_Directive_. Return the count of lines with the string "this" in them, and nothing else.

_Data_.
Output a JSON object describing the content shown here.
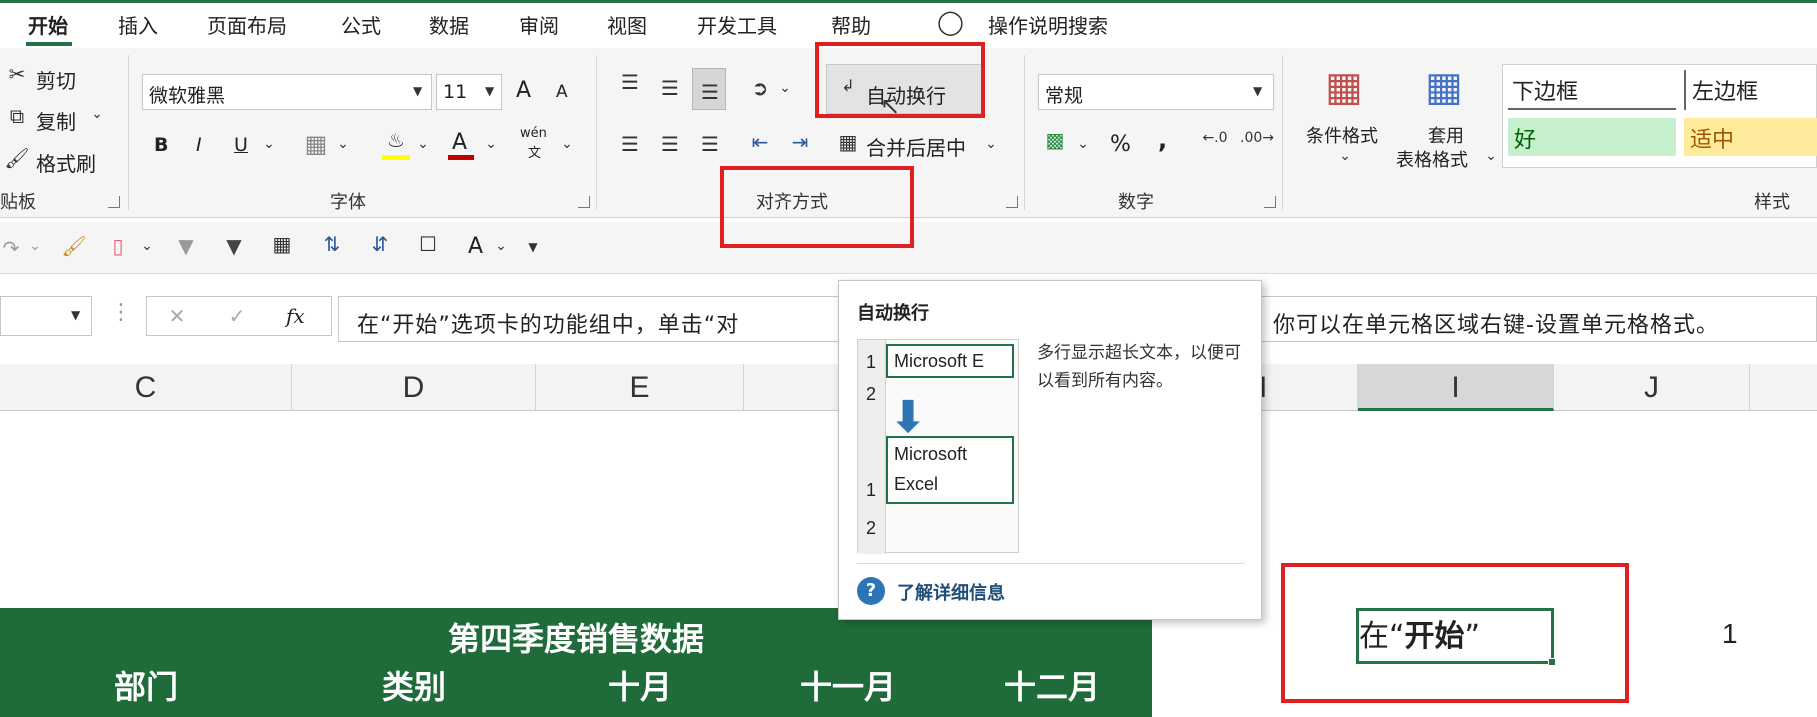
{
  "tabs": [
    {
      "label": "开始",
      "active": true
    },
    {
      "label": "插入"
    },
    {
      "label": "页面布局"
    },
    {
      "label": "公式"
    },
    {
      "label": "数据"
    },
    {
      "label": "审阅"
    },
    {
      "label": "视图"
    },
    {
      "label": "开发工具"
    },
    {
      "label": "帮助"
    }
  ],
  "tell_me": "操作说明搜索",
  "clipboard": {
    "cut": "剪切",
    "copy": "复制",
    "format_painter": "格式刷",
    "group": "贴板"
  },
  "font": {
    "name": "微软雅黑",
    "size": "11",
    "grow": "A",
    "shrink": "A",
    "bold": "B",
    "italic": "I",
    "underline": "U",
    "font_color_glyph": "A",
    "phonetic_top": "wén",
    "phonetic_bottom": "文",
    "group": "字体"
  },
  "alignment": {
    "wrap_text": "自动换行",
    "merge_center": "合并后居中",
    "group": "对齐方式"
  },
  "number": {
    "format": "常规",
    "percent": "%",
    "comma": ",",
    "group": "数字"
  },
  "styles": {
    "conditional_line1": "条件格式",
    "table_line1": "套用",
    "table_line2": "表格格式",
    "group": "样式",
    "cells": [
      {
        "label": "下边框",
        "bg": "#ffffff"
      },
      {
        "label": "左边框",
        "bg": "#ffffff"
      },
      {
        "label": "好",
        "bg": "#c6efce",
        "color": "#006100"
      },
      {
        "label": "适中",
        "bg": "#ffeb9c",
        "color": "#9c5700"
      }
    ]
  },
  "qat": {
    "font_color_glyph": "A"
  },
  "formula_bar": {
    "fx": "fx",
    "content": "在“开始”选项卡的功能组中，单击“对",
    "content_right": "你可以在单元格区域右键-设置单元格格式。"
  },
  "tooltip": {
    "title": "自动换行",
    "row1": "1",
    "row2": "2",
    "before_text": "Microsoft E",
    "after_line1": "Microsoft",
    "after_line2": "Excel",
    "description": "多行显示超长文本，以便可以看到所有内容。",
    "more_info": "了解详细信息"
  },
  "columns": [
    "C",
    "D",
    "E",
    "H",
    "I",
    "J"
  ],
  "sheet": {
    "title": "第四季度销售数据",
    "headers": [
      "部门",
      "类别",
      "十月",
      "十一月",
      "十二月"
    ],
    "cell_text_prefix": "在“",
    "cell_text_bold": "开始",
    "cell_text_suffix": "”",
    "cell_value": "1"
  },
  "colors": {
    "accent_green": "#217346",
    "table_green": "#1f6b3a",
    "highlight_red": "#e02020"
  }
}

---

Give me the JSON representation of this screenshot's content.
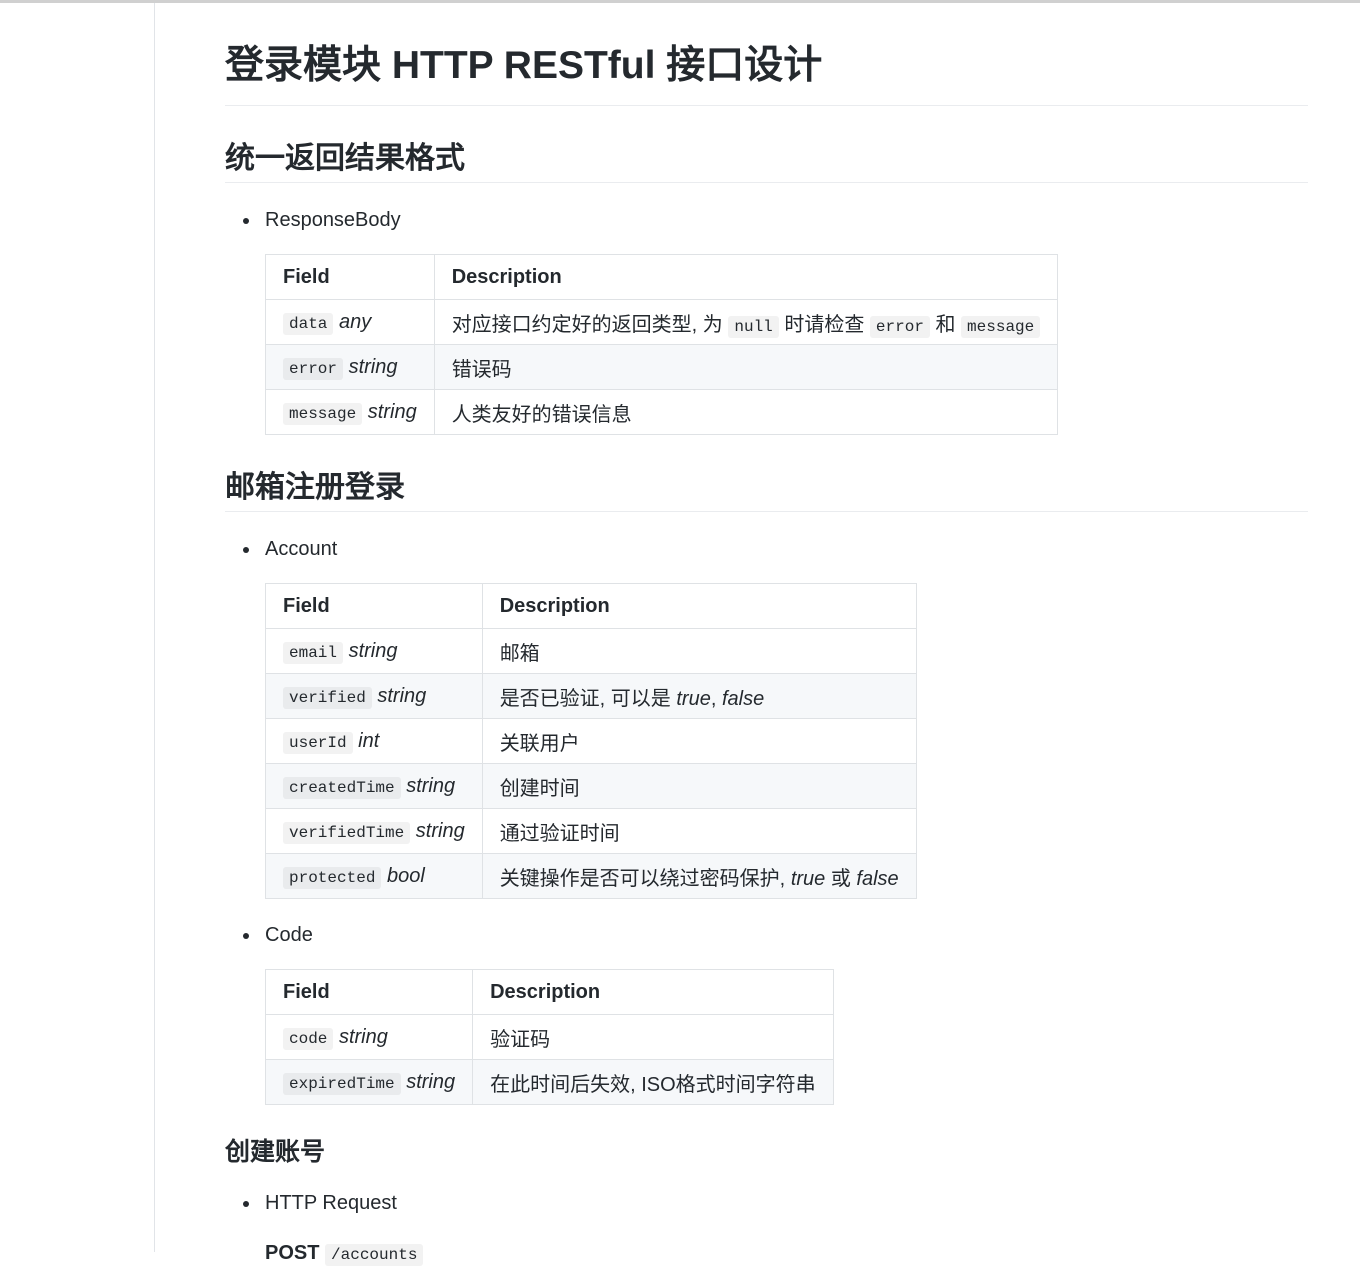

...

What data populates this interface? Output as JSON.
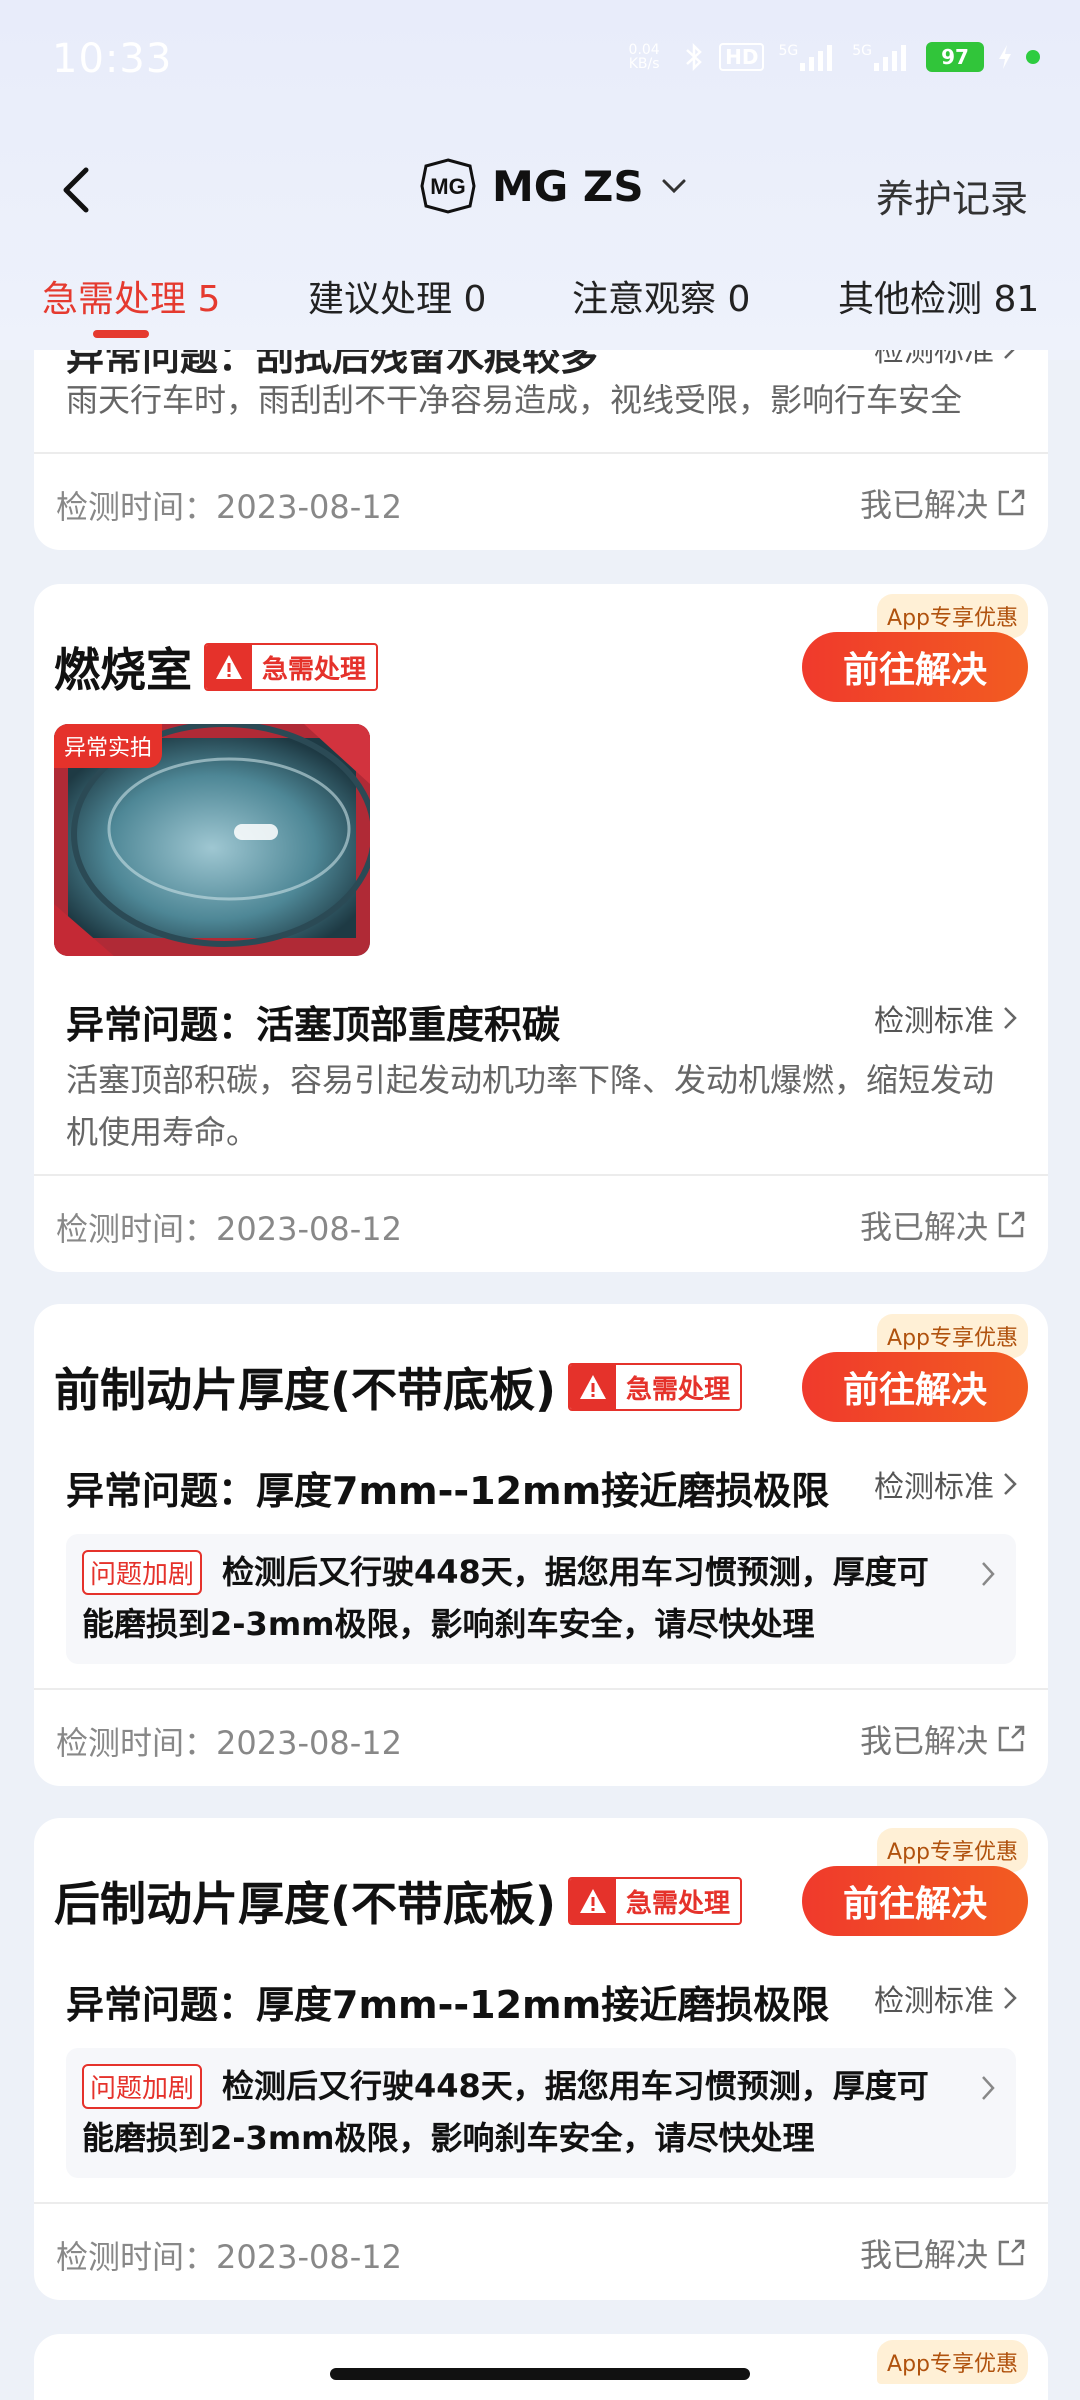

_Correct result_. 2